── Texte fourni
Nous avons vu que, très tôt, les Pères de l’Église se sont préoccupés de pastorale. Plusieurs rédigèrent des traités centrés sur la prédication. Dans le De doctrina christiania, Augustin († 430), évêque d’Hippone, transpose à la prédication chrétienne les règles de la rhétorique antique ; selon le modèle cicéronien, le sermon doit enseigner (docere), plaire (delectare) et émouvoir (movere) l’auditeur. Dans la Regula pastorales, rédigée au début de son pontificat (590), le pape Grégoire le Grand propose un bref traité sur la vie et les devoirs de l’évêque ; l’essentiel est consacré à la prédication, notamment en fonction de la nature des auditeurs. Ce souci du public apparaît bien au XIIIe siècle avec la diffusion de la prédication, qui ne se limite plus à l’autorité épiscopale.
────
── Données fournies
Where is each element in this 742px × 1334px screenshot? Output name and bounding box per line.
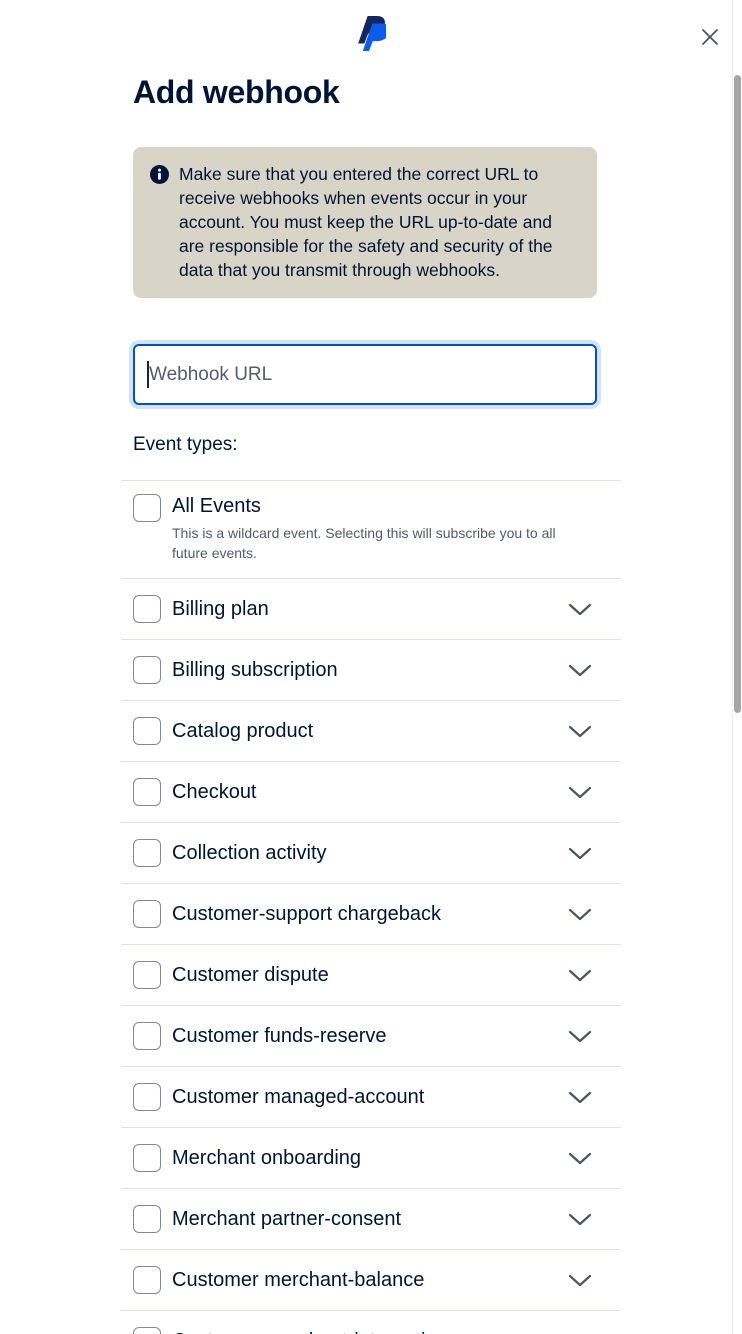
────
▸ Votre objectif:
D'après le texte fourni sur la prédication chez les Pères de l'Église, quels sont les trois buts que le sermon doit atteindre selon le modèle cicéronien repris par Augustin ?

▸ Réponse attendue:
Enseigner (docere), plaire (delectare) et émouvoir (movere) l’auditeur.